WHAT YOU ARE ASKED TO DO: Send back the records in full, character for character.
----------
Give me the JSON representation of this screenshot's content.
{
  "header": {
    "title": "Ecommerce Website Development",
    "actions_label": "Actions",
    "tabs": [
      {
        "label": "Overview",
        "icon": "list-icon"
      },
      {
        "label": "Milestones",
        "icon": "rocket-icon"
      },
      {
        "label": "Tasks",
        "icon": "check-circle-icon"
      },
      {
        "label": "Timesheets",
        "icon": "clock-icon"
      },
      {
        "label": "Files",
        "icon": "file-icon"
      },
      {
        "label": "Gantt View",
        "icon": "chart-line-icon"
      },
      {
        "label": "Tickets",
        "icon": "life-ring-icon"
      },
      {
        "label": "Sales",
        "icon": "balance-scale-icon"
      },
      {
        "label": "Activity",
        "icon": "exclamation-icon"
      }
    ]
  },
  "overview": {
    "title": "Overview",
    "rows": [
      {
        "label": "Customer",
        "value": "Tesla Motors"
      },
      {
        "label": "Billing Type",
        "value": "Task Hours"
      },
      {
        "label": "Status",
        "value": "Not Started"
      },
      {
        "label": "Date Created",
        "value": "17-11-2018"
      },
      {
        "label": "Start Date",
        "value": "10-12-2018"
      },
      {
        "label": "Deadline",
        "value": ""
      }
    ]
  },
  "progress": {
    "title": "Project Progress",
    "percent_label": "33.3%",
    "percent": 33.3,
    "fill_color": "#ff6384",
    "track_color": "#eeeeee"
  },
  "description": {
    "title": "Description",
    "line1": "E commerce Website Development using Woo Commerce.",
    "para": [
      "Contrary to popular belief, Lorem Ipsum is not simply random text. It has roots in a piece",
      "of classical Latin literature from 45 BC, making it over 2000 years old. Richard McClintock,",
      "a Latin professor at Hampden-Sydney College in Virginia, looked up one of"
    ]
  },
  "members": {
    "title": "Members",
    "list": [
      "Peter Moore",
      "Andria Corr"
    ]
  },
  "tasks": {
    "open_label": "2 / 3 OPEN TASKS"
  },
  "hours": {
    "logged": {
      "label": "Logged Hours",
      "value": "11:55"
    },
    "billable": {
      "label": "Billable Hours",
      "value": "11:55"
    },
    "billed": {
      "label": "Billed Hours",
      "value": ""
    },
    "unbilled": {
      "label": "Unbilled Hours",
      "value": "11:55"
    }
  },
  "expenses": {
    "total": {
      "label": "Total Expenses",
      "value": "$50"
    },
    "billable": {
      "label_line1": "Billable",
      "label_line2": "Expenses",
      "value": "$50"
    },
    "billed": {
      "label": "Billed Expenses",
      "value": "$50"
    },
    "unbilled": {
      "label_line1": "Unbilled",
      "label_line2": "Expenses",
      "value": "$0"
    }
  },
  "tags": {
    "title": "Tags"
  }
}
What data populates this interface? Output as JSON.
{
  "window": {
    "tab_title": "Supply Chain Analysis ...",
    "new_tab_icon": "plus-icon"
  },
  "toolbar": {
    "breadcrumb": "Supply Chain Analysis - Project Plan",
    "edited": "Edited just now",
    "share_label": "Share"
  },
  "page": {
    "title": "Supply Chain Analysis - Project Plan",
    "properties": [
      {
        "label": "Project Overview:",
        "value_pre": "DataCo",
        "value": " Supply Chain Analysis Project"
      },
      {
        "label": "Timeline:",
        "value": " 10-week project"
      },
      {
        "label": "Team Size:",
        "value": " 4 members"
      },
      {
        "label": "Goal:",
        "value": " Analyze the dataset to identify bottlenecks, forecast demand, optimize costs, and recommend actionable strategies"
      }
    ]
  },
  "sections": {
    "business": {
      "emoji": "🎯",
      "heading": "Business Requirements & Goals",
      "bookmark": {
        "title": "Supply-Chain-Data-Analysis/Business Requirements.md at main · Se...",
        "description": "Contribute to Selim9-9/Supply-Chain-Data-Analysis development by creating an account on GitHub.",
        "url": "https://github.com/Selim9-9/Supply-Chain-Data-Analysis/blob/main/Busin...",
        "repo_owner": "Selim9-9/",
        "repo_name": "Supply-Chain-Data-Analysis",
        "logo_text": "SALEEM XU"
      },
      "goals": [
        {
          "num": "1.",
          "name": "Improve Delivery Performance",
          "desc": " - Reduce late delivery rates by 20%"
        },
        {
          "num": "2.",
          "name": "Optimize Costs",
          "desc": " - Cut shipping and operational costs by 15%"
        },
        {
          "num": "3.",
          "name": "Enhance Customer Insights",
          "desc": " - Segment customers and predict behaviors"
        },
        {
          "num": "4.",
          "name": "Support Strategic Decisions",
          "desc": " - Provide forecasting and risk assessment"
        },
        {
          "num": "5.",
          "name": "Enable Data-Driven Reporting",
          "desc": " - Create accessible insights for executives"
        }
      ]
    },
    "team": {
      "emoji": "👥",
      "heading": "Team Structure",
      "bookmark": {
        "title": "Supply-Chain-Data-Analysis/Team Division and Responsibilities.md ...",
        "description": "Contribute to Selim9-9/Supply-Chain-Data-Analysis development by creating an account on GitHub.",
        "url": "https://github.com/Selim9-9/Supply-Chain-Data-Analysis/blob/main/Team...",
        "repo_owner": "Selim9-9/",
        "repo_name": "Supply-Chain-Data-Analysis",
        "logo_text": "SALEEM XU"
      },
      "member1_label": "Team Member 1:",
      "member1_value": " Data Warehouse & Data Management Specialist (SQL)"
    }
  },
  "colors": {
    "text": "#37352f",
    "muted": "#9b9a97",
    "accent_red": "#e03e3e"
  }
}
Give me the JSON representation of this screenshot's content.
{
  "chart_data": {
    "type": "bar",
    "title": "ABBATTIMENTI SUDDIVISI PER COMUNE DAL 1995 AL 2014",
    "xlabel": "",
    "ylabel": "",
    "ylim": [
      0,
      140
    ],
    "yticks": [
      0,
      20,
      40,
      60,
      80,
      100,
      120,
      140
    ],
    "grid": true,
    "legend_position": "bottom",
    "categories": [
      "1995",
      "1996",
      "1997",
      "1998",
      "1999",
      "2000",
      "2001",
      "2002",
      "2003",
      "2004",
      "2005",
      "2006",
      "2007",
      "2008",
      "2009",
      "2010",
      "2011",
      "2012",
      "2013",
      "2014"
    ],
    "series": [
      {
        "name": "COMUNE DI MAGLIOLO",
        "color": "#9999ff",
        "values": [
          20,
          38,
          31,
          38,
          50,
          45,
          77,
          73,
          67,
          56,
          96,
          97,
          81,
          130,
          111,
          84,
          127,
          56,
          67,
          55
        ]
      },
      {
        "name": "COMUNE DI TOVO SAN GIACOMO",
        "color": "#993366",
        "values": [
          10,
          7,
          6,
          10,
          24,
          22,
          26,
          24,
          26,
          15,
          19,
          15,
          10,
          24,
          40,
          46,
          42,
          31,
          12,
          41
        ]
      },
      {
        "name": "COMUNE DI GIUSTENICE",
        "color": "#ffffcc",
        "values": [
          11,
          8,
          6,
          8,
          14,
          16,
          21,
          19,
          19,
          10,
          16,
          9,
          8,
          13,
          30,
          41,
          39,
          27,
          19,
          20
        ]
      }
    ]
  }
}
----------
RESULT BELOW:
Give me the JSON representation of this screenshot's content.
{
  "header": {
    "title": "Ecommerce Website Development",
    "actions_label": "Actions",
    "tabs": [
      {
        "label": "Overview",
        "icon": "list-icon"
      },
      {
        "label": "Milestones",
        "icon": "rocket-icon"
      },
      {
        "label": "Tasks",
        "icon": "check-circle-icon"
      },
      {
        "label": "Timesheets",
        "icon": "clock-icon"
      },
      {
        "label": "Files",
        "icon": "file-icon"
      },
      {
        "label": "Gantt View",
        "icon": "chart-line-icon"
      },
      {
        "label": "Tickets",
        "icon": "life-ring-icon"
      },
      {
        "label": "Sales",
        "icon": "balance-scale-icon"
      },
      {
        "label": "Activity",
        "icon": "exclamation-icon"
      }
    ]
  },
  "overview": {
    "title": "Overview",
    "rows": [
      {
        "label": "Customer",
        "value": "Tesla Motors"
      },
      {
        "label": "Billing Type",
        "value": "Task Hours"
      },
      {
        "label": "Status",
        "value": "Not Started"
      },
      {
        "label": "Date Created",
        "value": "17-11-2018"
      },
      {
        "label": "Start Date",
        "value": "10-12-2018"
      },
      {
        "label": "Deadline",
        "value": ""
      }
    ]
  },
  "progress": {
    "title": "Project Progress",
    "percent_label": "33.3%",
    "percent": 33.3,
    "fill_color": "#ff6384",
    "track_color": "#eeeeee"
  },
  "description": {
    "title": "Description",
    "line1": "E commerce Website Development using Woo Commerce.",
    "para": [
      "Contrary to popular belief, Lorem Ipsum is not simply random text. It has roots in a piece",
      "of classical Latin literature from 45 BC, making it over 2000 years old. Richard McClintock,",
      "a Latin professor at Hampden-Sydney College in Virginia, looked up one of"
    ]
  },
  "members": {
    "title": "Members",
    "list": [
      "Peter Moore",
      "Andria Corr"
    ]
  },
  "tasks": {
    "open_label": "2 / 3 OPEN TASKS"
  },
  "hours": {
    "logged": {
      "label": "Logged Hours",
      "value": "11:55"
    },
    "billable": {
      "label": "Billable Hours",
      "value": "11:55"
    },
    "billed": {
      "label": "Billed Hours",
      "value": ""
    },
    "unbilled": {
      "label": "Unbilled Hours",
      "value": "11:55"
    }
  },
  "expenses": {
    "total": {
      "label": "Total Expenses",
      "value": "$50"
    },
    "billable": {
      "label_line1": "Billable",
      "label_line2": "Expenses",
      "value": "$50"
    },
    "billed": {
      "label": "Billed Expenses",
      "value": "$50"
    },
    "unbilled": {
      "label_line1": "Unbilled",
      "label_line2": "Expenses",
      "value": "$0"
    }
  },
  "tags": {
    "title": "Tags"
  }
}
What data populates this interface? Output as JSON.
{
  "window": {
    "tab_title": "Supply Chain Analysis ...",
    "new_tab_icon": "plus-icon"
  },
  "toolbar": {
    "breadcrumb": "Supply Chain Analysis - Project Plan",
    "edited": "Edited just now",
    "share_label": "Share"
  },
  "page": {
    "title": "Supply Chain Analysis - Project Plan",
    "properties": [
      {
        "label": "Project Overview:",
        "value_pre": "DataCo",
        "value": " Supply Chain Analysis Project"
      },
      {
        "label": "Timeline:",
        "value": " 10-week project"
      },
      {
        "label": "Team Size:",
        "value": " 4 members"
      },
      {
        "label": "Goal:",
        "value": " Analyze the dataset to identify bottlenecks, forecast demand, optimize costs, and recommend actionable strategies"
      }
    ]
  },
  "sections": {
    "business": {
      "emoji": "🎯",
      "heading": "Business Requirements & Goals",
      "bookmark": {
        "title": "Supply-Chain-Data-Analysis/Business Requirements.md at main · Se...",
        "description": "Contribute to Selim9-9/Supply-Chain-Data-Analysis development by creating an account on GitHub.",
        "url": "https://github.com/Selim9-9/Supply-Chain-Data-Analysis/blob/main/Busin...",
        "repo_owner": "Selim9-9/",
        "repo_name": "Supply-Chain-Data-Analysis",
        "logo_text": "SALEEM XU"
      },
      "goals": [
        {
          "num": "1.",
          "name": "Improve Delivery Performance",
          "desc": " - Reduce late delivery rates by 20%"
        },
        {
          "num": "2.",
          "name": "Optimize Costs",
          "desc": " - Cut shipping and operational costs by 15%"
        },
        {
          "num": "3.",
          "name": "Enhance Customer Insights",
          "desc": " - Segment customers and predict behaviors"
        },
        {
          "num": "4.",
          "name": "Support Strategic Decisions",
          "desc": " - Provide forecasting and risk assessment"
        },
        {
          "num": "5.",
          "name": "Enable Data-Driven Reporting",
          "desc": " - Create accessible insights for executives"
        }
      ]
    },
    "team": {
      "emoji": "👥",
      "heading": "Team Structure",
      "bookmark": {
        "title": "Supply-Chain-Data-Analysis/Team Division and Responsibilities.md ...",
        "description": "Contribute to Selim9-9/Supply-Chain-Data-Analysis development by creating an account on GitHub.",
        "url": "https://github.com/Selim9-9/Supply-Chain-Data-Analysis/blob/main/Team...",
        "repo_owner": "Selim9-9/",
        "repo_name": "Supply-Chain-Data-Analysis",
        "logo_text": "SALEEM XU"
      },
      "member1_label": "Team Member 1:",
      "member1_value": " Data Warehouse & Data Management Specialist (SQL)"
    }
  },
  "colors": {
    "text": "#37352f",
    "muted": "#9b9a97",
    "accent_red": "#e03e3e"
  }
}
Give me the JSON representation of this screenshot's content.
{
  "chart_data": {
    "type": "bar",
    "title": "ABBATTIMENTI SUDDIVISI PER COMUNE DAL 1995 AL 2014",
    "xlabel": "",
    "ylabel": "",
    "ylim": [
      0,
      140
    ],
    "yticks": [
      0,
      20,
      40,
      60,
      80,
      100,
      120,
      140
    ],
    "grid": true,
    "legend_position": "bottom",
    "categories": [
      "1995",
      "1996",
      "1997",
      "1998",
      "1999",
      "2000",
      "2001",
      "2002",
      "2003",
      "2004",
      "2005",
      "2006",
      "2007",
      "2008",
      "2009",
      "2010",
      "2011",
      "2012",
      "2013",
      "2014"
    ],
    "series": [
      {
        "name": "COMUNE DI MAGLIOLO",
        "color": "#9999ff",
        "values": [
          20,
          38,
          31,
          38,
          50,
          45,
          77,
          73,
          67,
          56,
          96,
          97,
          81,
          130,
          111,
          84,
          127,
          56,
          67,
          55
        ]
      },
      {
        "name": "COMUNE DI TOVO SAN GIACOMO",
        "color": "#993366",
        "values": [
          10,
          7,
          6,
          10,
          24,
          22,
          26,
          24,
          26,
          15,
          19,
          15,
          10,
          24,
          40,
          46,
          42,
          31,
          12,
          41
        ]
      },
      {
        "name": "COMUNE DI GIUSTENICE",
        "color": "#ffffcc",
        "values": [
          11,
          8,
          6,
          8,
          14,
          16,
          21,
          19,
          19,
          10,
          16,
          9,
          8,
          13,
          30,
          41,
          39,
          27,
          19,
          20
        ]
      }
    ]
  }
}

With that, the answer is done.